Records
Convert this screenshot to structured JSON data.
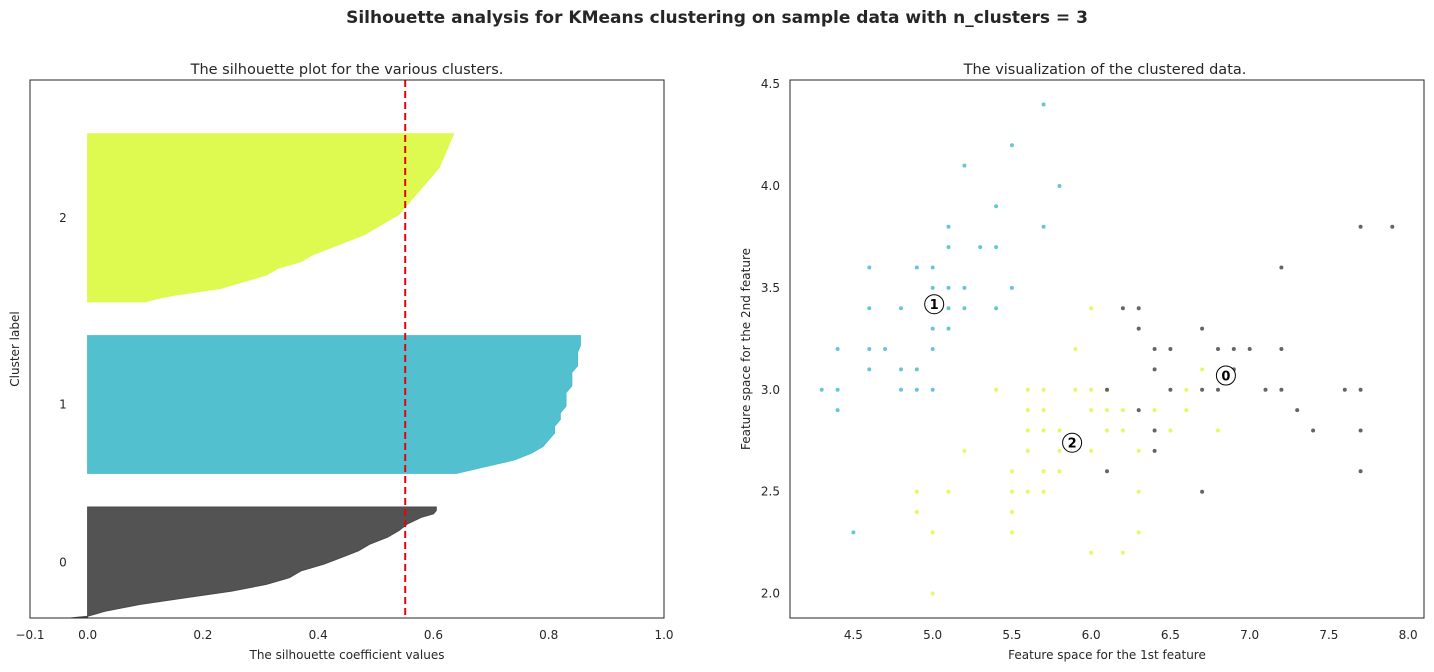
{
  "suptitle": "Silhouette analysis for KMeans clustering on sample data with n_clusters = 3",
  "chart_data": [
    {
      "type": "area",
      "title": "The silhouette plot for the various clusters.",
      "xlabel": "The silhouette coefficient values",
      "ylabel": "Cluster label",
      "xlim": [
        -0.1,
        1.0
      ],
      "ylim": [
        0,
        160
      ],
      "xticks": [
        "−0.1",
        "0.0",
        "0.2",
        "0.4",
        "0.6",
        "0.8",
        "1.0"
      ],
      "xtick_values": [
        -0.1,
        0.0,
        0.2,
        0.4,
        0.6,
        0.8,
        1.0
      ],
      "average_silhouette": 0.551,
      "clusters": [
        {
          "label": "0",
          "color": "#4a4a4a",
          "y_lower": 0,
          "y_upper": 33,
          "profile": [
            [
              0,
              -0.03
            ],
            [
              0.5,
              0.0
            ],
            [
              2,
              0.03
            ],
            [
              4,
              0.09
            ],
            [
              6,
              0.17
            ],
            [
              8,
              0.25
            ],
            [
              10,
              0.31
            ],
            [
              12,
              0.35
            ],
            [
              14,
              0.37
            ],
            [
              16,
              0.41
            ],
            [
              18,
              0.44
            ],
            [
              20,
              0.47
            ],
            [
              22,
              0.49
            ],
            [
              24,
              0.52
            ],
            [
              26,
              0.54
            ],
            [
              28,
              0.555
            ],
            [
              30,
              0.58
            ],
            [
              31,
              0.6
            ],
            [
              32,
              0.605
            ],
            [
              33,
              0.605
            ]
          ]
        },
        {
          "label": "1",
          "color": "#4abdcc",
          "y_lower": 43,
          "y_upper": 84,
          "profile": [
            [
              0,
              0.64
            ],
            [
              2,
              0.69
            ],
            [
              4,
              0.74
            ],
            [
              6,
              0.77
            ],
            [
              8,
              0.79
            ],
            [
              10,
              0.8
            ],
            [
              12,
              0.81
            ],
            [
              14,
              0.81
            ],
            [
              16,
              0.82
            ],
            [
              18,
              0.82
            ],
            [
              20,
              0.83
            ],
            [
              22,
              0.83
            ],
            [
              24,
              0.83
            ],
            [
              26,
              0.84
            ],
            [
              28,
              0.84
            ],
            [
              30,
              0.84
            ],
            [
              32,
              0.85
            ],
            [
              34,
              0.85
            ],
            [
              36,
              0.85
            ],
            [
              38,
              0.855
            ],
            [
              40,
              0.855
            ],
            [
              41,
              0.855
            ]
          ]
        },
        {
          "label": "2",
          "color": "#dcfa48",
          "y_lower": 94,
          "y_upper": 144,
          "profile": [
            [
              0,
              0.1
            ],
            [
              1,
              0.12
            ],
            [
              2,
              0.15
            ],
            [
              4,
              0.23
            ],
            [
              6,
              0.27
            ],
            [
              8,
              0.31
            ],
            [
              10,
              0.33
            ],
            [
              12,
              0.37
            ],
            [
              14,
              0.39
            ],
            [
              16,
              0.42
            ],
            [
              18,
              0.45
            ],
            [
              20,
              0.48
            ],
            [
              22,
              0.5
            ],
            [
              24,
              0.52
            ],
            [
              26,
              0.54
            ],
            [
              28,
              0.55
            ],
            [
              30,
              0.56
            ],
            [
              32,
              0.57
            ],
            [
              34,
              0.58
            ],
            [
              36,
              0.59
            ],
            [
              38,
              0.6
            ],
            [
              40,
              0.61
            ],
            [
              42,
              0.615
            ],
            [
              44,
              0.62
            ],
            [
              46,
              0.625
            ],
            [
              48,
              0.63
            ],
            [
              50,
              0.635
            ]
          ]
        }
      ]
    },
    {
      "type": "scatter",
      "title": "The visualization of the clustered data.",
      "xlabel": "Feature space for the 1st feature",
      "ylabel": "Feature space for the 2nd feature",
      "xlim": [
        4.1,
        8.1
      ],
      "ylim": [
        1.88,
        4.52
      ],
      "xticks": [
        4.5,
        5.0,
        5.5,
        6.0,
        6.5,
        7.0,
        7.5,
        8.0
      ],
      "xtick_labels": [
        "4.5",
        "5.0",
        "5.5",
        "6.0",
        "6.5",
        "7.0",
        "7.5",
        "8.0"
      ],
      "yticks": [
        2.0,
        2.5,
        3.0,
        3.5,
        4.0,
        4.5
      ],
      "ytick_labels": [
        "2.0",
        "2.5",
        "3.0",
        "3.5",
        "4.0",
        "4.5"
      ],
      "series": [
        {
          "cluster": "1",
          "color": "#4abdcc",
          "points": [
            [
              4.3,
              3.0
            ],
            [
              4.4,
              3.0
            ],
            [
              4.4,
              2.9
            ],
            [
              4.4,
              3.2
            ],
            [
              4.5,
              2.3
            ],
            [
              4.6,
              3.1
            ],
            [
              4.6,
              3.2
            ],
            [
              4.6,
              3.4
            ],
            [
              4.6,
              3.6
            ],
            [
              4.7,
              3.2
            ],
            [
              4.8,
              3.0
            ],
            [
              4.8,
              3.1
            ],
            [
              4.8,
              3.4
            ],
            [
              4.9,
              3.0
            ],
            [
              4.9,
              3.1
            ],
            [
              4.9,
              3.6
            ],
            [
              5.0,
              3.0
            ],
            [
              5.0,
              3.2
            ],
            [
              5.0,
              3.3
            ],
            [
              5.0,
              3.4
            ],
            [
              5.0,
              3.5
            ],
            [
              5.0,
              3.6
            ],
            [
              5.1,
              3.3
            ],
            [
              5.1,
              3.4
            ],
            [
              5.1,
              3.5
            ],
            [
              5.1,
              3.7
            ],
            [
              5.1,
              3.8
            ],
            [
              5.2,
              3.4
            ],
            [
              5.2,
              3.5
            ],
            [
              5.2,
              4.1
            ],
            [
              5.3,
              3.7
            ],
            [
              5.4,
              3.4
            ],
            [
              5.4,
              3.7
            ],
            [
              5.4,
              3.9
            ],
            [
              5.5,
              3.5
            ],
            [
              5.5,
              4.2
            ],
            [
              5.7,
              3.8
            ],
            [
              5.7,
              4.4
            ],
            [
              5.8,
              4.0
            ]
          ]
        },
        {
          "cluster": "2",
          "color": "#dcfa48",
          "points": [
            [
              4.9,
              2.4
            ],
            [
              4.9,
              2.5
            ],
            [
              5.0,
              2.0
            ],
            [
              5.0,
              2.3
            ],
            [
              5.1,
              2.5
            ],
            [
              5.2,
              2.7
            ],
            [
              5.4,
              3.0
            ],
            [
              5.5,
              2.3
            ],
            [
              5.5,
              2.4
            ],
            [
              5.5,
              2.5
            ],
            [
              5.5,
              2.6
            ],
            [
              5.6,
              2.5
            ],
            [
              5.6,
              2.7
            ],
            [
              5.6,
              2.8
            ],
            [
              5.6,
              2.9
            ],
            [
              5.6,
              3.0
            ],
            [
              5.7,
              2.5
            ],
            [
              5.7,
              2.6
            ],
            [
              5.7,
              2.8
            ],
            [
              5.7,
              2.9
            ],
            [
              5.7,
              3.0
            ],
            [
              5.8,
              2.6
            ],
            [
              5.8,
              2.7
            ],
            [
              5.8,
              2.8
            ],
            [
              5.9,
              3.0
            ],
            [
              5.9,
              3.2
            ],
            [
              6.0,
              2.2
            ],
            [
              6.0,
              2.7
            ],
            [
              6.0,
              2.9
            ],
            [
              6.0,
              3.0
            ],
            [
              6.0,
              3.4
            ],
            [
              6.1,
              2.8
            ],
            [
              6.1,
              2.9
            ],
            [
              6.1,
              3.0
            ],
            [
              6.2,
              2.2
            ],
            [
              6.2,
              2.8
            ],
            [
              6.2,
              2.9
            ],
            [
              6.3,
              2.3
            ],
            [
              6.3,
              2.5
            ],
            [
              6.3,
              2.7
            ],
            [
              6.4,
              2.9
            ],
            [
              6.5,
              2.8
            ],
            [
              6.6,
              2.9
            ],
            [
              6.6,
              3.0
            ],
            [
              6.7,
              3.1
            ],
            [
              6.8,
              2.8
            ]
          ]
        },
        {
          "cluster": "0",
          "color": "#4a4a4a",
          "points": [
            [
              6.1,
              2.6
            ],
            [
              6.1,
              3.0
            ],
            [
              6.2,
              3.4
            ],
            [
              6.3,
              2.9
            ],
            [
              6.3,
              3.3
            ],
            [
              6.3,
              3.4
            ],
            [
              6.4,
              2.7
            ],
            [
              6.4,
              2.8
            ],
            [
              6.4,
              3.1
            ],
            [
              6.4,
              3.2
            ],
            [
              6.5,
              3.0
            ],
            [
              6.5,
              3.2
            ],
            [
              6.7,
              2.5
            ],
            [
              6.7,
              3.0
            ],
            [
              6.7,
              3.3
            ],
            [
              6.8,
              3.0
            ],
            [
              6.8,
              3.2
            ],
            [
              6.9,
              3.1
            ],
            [
              6.9,
              3.2
            ],
            [
              7.0,
              3.2
            ],
            [
              7.1,
              3.0
            ],
            [
              7.2,
              3.0
            ],
            [
              7.2,
              3.2
            ],
            [
              7.2,
              3.6
            ],
            [
              7.3,
              2.9
            ],
            [
              7.4,
              2.8
            ],
            [
              7.6,
              3.0
            ],
            [
              7.7,
              2.6
            ],
            [
              7.7,
              2.8
            ],
            [
              7.7,
              3.0
            ],
            [
              7.7,
              3.8
            ],
            [
              7.9,
              3.8
            ]
          ]
        }
      ],
      "centers": [
        {
          "label": "0",
          "x": 6.85,
          "y": 3.07
        },
        {
          "label": "1",
          "x": 5.01,
          "y": 3.42
        },
        {
          "label": "2",
          "x": 5.88,
          "y": 2.74
        }
      ]
    }
  ]
}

**What to produce**.
Tell how many lines contain the word "xlabel", using only the number.

**Exercise answer**.
2